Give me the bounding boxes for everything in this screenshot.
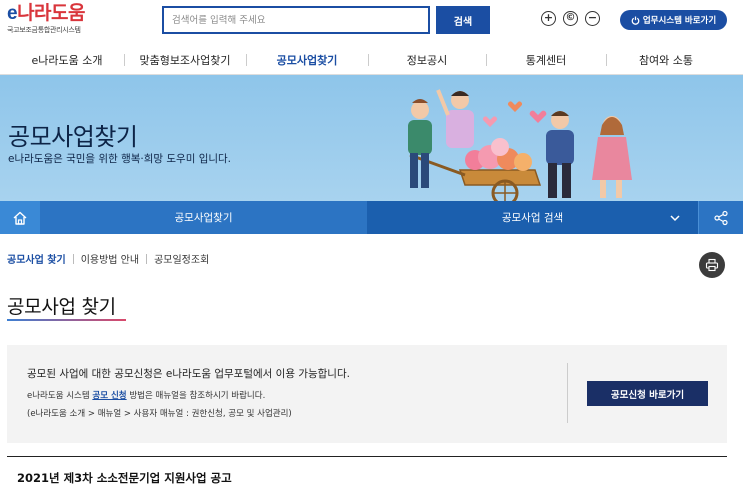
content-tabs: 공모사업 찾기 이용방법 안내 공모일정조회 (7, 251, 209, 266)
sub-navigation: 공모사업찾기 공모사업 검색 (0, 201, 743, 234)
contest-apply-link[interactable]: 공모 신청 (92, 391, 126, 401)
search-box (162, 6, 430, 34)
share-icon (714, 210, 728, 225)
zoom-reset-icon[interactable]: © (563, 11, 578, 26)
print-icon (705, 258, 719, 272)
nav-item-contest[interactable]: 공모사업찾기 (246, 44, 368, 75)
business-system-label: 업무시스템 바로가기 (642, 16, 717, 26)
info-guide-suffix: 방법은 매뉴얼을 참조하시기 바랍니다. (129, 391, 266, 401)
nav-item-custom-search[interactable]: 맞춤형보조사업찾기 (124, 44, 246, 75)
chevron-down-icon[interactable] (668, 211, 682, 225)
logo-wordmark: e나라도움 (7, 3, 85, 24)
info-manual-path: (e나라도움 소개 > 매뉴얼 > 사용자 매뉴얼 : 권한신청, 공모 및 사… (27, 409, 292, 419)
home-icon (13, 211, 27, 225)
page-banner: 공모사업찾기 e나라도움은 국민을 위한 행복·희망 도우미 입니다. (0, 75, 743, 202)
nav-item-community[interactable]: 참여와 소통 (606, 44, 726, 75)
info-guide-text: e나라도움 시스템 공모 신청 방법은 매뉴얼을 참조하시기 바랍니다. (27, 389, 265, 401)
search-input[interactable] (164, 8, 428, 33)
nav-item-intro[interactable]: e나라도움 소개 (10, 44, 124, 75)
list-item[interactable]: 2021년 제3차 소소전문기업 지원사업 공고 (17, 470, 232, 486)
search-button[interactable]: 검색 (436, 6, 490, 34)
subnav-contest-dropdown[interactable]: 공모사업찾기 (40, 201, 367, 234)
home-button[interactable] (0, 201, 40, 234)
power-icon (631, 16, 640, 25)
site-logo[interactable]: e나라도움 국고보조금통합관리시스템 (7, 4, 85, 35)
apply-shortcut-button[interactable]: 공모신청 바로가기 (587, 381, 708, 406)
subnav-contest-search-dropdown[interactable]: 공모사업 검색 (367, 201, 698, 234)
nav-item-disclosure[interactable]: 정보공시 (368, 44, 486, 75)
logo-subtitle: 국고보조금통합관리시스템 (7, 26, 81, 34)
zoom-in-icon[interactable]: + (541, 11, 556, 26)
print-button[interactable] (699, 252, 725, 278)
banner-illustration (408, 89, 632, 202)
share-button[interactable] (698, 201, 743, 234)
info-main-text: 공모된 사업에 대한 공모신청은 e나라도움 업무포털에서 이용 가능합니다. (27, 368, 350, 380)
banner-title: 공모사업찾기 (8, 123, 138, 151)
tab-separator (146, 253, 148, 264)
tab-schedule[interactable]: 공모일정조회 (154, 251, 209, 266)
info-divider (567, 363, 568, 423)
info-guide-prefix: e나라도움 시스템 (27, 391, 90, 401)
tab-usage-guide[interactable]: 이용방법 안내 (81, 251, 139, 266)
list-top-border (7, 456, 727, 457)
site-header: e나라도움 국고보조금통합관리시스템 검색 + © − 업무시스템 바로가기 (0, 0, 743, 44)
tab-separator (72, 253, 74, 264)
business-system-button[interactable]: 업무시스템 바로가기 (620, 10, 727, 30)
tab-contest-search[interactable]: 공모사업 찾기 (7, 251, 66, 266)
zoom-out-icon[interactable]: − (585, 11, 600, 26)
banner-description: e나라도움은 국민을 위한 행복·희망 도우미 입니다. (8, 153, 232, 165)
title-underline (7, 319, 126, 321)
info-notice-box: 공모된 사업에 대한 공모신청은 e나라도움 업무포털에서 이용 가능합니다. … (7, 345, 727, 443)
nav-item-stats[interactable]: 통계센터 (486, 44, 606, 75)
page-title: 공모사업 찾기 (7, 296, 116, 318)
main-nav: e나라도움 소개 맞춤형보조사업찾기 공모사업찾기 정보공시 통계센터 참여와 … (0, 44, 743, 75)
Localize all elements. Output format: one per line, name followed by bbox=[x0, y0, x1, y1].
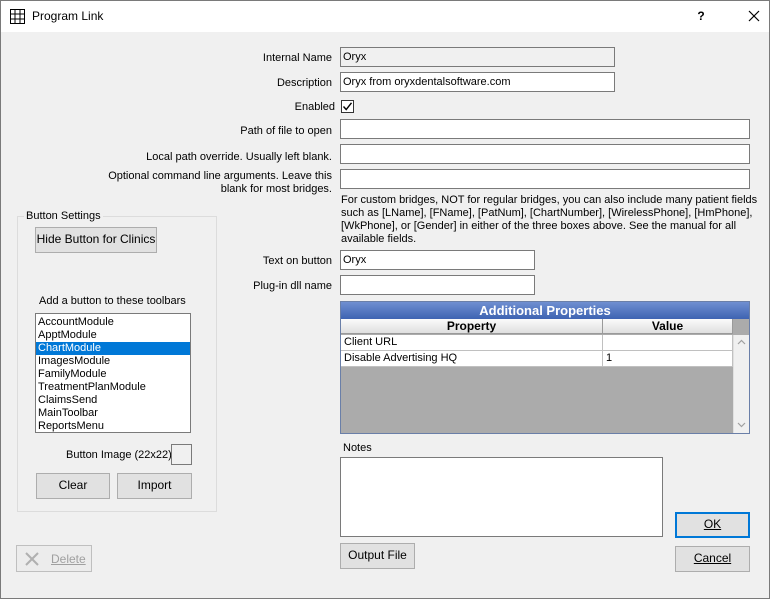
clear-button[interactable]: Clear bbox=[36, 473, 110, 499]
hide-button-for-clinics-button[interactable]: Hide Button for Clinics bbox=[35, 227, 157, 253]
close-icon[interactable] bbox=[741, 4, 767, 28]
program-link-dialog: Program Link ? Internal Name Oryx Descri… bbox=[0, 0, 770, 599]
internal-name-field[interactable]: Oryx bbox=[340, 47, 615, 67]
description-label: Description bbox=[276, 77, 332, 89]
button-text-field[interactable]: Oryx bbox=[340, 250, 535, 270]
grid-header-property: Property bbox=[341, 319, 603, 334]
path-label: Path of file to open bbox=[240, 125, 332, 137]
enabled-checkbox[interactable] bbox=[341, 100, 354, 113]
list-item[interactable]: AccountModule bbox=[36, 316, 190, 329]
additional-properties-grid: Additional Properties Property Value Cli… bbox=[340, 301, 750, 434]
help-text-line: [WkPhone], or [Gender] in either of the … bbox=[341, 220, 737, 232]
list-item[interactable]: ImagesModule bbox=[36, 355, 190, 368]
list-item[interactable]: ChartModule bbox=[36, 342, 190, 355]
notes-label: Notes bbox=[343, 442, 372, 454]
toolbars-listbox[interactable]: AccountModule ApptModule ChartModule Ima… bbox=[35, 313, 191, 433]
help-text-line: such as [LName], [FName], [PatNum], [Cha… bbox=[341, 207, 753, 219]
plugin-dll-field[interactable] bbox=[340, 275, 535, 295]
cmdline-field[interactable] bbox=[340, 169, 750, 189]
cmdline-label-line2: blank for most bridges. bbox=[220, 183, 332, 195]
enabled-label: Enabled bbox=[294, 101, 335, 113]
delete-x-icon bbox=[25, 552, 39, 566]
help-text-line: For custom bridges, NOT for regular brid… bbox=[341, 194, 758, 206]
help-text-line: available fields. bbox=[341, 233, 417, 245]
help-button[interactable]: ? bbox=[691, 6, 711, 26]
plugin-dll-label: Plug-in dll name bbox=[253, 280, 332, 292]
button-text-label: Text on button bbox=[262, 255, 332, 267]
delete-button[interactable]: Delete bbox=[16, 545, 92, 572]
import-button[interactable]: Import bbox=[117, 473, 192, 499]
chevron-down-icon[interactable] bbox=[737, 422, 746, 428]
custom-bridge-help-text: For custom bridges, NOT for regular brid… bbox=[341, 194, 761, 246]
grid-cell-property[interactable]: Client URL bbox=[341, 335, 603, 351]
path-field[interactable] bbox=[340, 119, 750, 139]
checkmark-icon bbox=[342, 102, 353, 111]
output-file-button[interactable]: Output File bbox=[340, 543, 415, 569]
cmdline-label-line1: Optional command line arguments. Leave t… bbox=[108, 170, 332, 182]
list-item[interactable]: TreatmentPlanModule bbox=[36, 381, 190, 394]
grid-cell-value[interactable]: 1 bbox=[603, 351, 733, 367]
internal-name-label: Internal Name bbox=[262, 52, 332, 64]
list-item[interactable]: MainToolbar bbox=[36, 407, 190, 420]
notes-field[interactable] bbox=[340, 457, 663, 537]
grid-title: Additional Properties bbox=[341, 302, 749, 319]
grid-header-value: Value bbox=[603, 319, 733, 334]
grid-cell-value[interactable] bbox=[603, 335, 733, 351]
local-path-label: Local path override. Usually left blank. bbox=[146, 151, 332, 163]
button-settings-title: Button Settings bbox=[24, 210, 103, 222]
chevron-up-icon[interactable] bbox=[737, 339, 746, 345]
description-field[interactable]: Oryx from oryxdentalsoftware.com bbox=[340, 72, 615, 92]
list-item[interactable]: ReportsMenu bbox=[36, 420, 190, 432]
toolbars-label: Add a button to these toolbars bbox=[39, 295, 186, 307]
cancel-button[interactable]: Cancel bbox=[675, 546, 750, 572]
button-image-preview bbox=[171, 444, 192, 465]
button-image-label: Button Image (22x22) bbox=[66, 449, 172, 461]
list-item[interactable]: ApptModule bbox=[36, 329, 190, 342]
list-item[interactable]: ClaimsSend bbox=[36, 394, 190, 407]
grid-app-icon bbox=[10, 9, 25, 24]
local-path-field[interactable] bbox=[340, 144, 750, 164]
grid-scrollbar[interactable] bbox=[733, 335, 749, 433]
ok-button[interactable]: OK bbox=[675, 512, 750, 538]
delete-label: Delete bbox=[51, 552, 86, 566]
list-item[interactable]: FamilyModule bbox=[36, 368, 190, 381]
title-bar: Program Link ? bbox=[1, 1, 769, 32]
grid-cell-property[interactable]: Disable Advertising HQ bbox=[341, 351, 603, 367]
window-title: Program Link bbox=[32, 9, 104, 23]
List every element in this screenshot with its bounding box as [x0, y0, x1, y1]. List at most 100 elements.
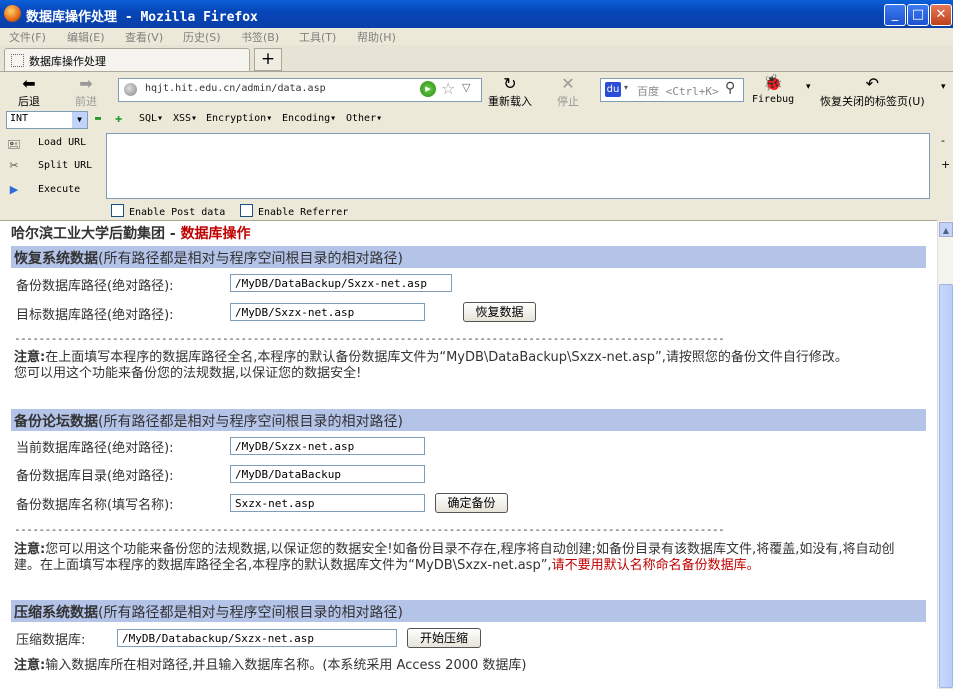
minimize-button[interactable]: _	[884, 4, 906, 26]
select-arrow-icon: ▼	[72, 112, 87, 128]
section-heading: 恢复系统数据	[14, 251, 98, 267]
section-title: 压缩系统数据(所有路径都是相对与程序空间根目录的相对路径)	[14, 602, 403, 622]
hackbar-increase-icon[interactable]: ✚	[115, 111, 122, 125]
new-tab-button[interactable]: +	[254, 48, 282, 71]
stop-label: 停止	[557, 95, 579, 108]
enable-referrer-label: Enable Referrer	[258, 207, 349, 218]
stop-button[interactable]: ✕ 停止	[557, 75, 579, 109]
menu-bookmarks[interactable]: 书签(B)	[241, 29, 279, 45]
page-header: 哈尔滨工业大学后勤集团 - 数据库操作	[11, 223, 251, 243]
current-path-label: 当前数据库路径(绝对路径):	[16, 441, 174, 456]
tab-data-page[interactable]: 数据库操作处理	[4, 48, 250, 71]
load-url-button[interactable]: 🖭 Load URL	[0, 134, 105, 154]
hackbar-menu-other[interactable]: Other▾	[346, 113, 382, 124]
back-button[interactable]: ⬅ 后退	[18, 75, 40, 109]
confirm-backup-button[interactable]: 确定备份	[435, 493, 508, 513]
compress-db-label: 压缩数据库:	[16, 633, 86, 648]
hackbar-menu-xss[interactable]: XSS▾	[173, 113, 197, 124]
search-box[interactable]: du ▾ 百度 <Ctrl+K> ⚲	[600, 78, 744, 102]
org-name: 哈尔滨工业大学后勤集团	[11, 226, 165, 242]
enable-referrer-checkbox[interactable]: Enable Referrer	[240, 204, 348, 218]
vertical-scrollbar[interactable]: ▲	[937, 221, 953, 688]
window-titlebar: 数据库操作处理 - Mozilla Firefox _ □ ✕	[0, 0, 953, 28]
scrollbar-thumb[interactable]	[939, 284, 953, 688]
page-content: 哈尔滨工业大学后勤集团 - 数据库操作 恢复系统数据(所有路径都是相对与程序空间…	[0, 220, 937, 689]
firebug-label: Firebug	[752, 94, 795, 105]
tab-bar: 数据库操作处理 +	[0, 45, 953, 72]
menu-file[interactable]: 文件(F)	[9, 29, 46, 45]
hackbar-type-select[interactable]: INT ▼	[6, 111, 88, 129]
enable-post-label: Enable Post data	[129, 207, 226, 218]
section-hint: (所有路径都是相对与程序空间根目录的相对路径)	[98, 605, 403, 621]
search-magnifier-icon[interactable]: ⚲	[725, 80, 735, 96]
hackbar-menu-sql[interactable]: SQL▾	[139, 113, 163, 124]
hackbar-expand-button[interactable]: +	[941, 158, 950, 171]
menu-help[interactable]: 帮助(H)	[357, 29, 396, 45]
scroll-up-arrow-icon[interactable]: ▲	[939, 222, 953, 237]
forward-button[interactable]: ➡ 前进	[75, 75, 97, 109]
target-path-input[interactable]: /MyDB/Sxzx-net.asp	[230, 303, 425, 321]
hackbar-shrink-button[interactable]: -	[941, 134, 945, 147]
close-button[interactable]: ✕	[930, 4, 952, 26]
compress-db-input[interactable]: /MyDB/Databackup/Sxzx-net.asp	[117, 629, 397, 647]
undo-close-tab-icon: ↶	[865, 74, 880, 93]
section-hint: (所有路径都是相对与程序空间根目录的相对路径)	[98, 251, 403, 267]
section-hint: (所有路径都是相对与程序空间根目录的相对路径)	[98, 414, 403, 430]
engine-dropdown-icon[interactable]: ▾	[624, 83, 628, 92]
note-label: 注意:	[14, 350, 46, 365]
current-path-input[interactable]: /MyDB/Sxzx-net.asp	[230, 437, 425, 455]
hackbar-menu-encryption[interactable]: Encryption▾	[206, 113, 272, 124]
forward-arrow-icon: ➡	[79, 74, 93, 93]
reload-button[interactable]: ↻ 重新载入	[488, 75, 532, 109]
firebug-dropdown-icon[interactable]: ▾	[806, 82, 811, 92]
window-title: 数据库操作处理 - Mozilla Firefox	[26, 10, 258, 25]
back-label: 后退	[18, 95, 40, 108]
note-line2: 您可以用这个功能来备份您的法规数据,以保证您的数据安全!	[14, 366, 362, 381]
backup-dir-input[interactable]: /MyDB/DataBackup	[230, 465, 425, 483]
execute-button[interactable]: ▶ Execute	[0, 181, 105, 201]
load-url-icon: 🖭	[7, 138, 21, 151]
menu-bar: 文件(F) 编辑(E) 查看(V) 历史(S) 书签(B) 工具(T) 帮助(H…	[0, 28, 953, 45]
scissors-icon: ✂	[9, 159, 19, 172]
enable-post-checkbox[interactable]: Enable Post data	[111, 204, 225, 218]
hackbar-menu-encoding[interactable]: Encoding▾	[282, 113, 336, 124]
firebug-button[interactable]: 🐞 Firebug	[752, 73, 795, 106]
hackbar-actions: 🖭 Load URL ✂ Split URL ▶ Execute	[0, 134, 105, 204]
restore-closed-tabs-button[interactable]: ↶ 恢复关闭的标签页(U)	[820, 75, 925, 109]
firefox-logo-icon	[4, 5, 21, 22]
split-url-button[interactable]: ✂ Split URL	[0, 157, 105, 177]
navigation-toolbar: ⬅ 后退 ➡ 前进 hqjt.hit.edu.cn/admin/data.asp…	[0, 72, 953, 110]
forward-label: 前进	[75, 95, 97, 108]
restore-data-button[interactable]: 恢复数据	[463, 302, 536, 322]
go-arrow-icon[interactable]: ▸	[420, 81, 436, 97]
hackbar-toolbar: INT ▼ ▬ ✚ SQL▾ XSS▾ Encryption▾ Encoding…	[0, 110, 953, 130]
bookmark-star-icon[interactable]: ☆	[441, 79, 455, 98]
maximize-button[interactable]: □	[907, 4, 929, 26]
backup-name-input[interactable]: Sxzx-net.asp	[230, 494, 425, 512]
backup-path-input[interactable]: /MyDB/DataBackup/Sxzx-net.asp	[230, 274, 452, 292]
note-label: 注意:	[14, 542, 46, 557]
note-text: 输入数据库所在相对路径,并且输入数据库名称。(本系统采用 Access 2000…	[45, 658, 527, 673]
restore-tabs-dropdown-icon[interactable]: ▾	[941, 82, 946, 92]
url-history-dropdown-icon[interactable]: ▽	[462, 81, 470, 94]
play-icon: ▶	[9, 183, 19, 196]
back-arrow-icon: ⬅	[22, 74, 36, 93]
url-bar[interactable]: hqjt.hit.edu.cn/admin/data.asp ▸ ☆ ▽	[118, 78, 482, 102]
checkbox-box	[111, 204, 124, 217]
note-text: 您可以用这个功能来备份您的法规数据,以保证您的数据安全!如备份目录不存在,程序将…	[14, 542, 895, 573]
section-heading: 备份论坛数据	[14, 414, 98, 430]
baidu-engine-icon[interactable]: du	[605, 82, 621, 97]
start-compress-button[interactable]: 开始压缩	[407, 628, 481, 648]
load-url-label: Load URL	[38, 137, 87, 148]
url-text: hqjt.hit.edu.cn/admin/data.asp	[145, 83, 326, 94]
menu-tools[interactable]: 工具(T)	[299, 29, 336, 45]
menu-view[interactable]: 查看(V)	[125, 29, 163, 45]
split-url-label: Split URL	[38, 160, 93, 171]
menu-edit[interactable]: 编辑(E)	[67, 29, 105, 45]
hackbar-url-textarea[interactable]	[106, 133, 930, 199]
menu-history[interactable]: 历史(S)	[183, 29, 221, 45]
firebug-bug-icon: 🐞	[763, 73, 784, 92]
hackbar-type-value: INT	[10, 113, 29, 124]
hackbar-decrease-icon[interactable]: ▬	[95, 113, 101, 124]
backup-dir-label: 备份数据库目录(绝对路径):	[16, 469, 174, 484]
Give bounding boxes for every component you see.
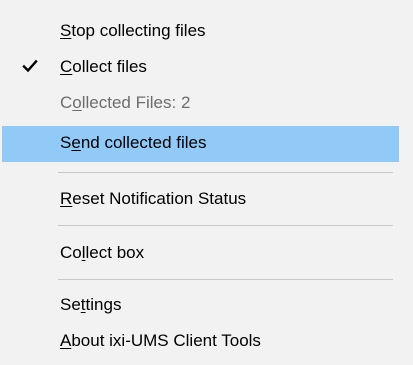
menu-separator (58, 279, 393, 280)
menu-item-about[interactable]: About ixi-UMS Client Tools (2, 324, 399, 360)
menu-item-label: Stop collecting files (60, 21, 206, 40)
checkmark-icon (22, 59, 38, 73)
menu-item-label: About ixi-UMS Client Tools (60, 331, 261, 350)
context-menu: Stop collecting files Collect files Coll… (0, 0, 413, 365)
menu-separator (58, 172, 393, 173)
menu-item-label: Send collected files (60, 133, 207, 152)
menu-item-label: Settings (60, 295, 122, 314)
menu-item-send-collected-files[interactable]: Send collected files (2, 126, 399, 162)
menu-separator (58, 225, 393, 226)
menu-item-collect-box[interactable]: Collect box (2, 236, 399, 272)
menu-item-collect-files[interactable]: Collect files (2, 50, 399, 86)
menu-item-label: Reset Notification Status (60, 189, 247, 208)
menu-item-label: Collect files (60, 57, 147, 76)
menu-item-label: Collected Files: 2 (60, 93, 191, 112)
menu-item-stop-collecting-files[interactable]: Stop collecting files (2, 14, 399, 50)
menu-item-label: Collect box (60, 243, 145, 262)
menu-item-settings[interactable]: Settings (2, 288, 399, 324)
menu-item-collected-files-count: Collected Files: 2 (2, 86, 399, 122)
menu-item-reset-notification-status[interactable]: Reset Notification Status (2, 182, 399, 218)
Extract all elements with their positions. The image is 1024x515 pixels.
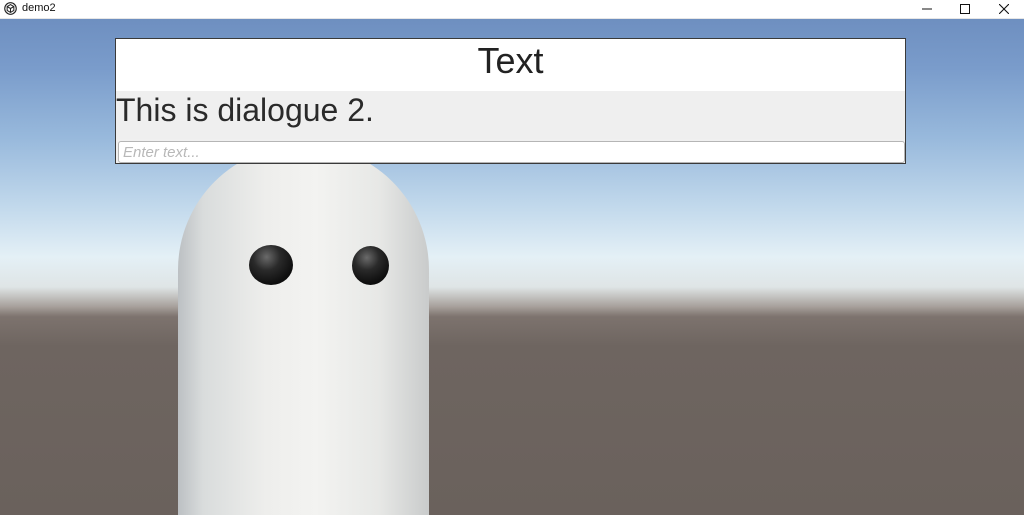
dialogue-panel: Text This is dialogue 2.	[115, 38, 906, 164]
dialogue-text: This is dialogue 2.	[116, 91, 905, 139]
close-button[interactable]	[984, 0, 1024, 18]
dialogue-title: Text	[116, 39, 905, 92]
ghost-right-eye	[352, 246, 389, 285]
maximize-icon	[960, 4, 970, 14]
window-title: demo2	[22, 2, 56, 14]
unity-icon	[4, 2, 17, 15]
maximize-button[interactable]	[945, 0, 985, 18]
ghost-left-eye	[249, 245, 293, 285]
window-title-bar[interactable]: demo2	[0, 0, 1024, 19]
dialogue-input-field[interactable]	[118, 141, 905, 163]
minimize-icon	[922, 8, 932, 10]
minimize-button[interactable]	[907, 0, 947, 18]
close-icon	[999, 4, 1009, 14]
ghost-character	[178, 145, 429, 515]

◆ WHAT IS REQUIRED:
Quote verbatim the portion of the records that opens with the line containing "dialogue-panel: Text This" and closes with the final line of the records.

◆ EXERCISE SOLUTION:
dialogue-panel: Text This is dialogue 2.	[115, 38, 906, 164]
dialogue-text: This is dialogue 2.	[116, 91, 905, 139]
close-button[interactable]	[984, 0, 1024, 18]
dialogue-title: Text	[116, 39, 905, 92]
ghost-right-eye	[352, 246, 389, 285]
maximize-icon	[960, 4, 970, 14]
window-title: demo2	[22, 2, 56, 14]
unity-icon	[4, 2, 17, 15]
maximize-button[interactable]	[945, 0, 985, 18]
ghost-left-eye	[249, 245, 293, 285]
window-title-bar[interactable]: demo2	[0, 0, 1024, 19]
dialogue-input-field[interactable]	[118, 141, 905, 163]
minimize-icon	[922, 8, 932, 10]
minimize-button[interactable]	[907, 0, 947, 18]
close-icon	[999, 4, 1009, 14]
ghost-character	[178, 145, 429, 515]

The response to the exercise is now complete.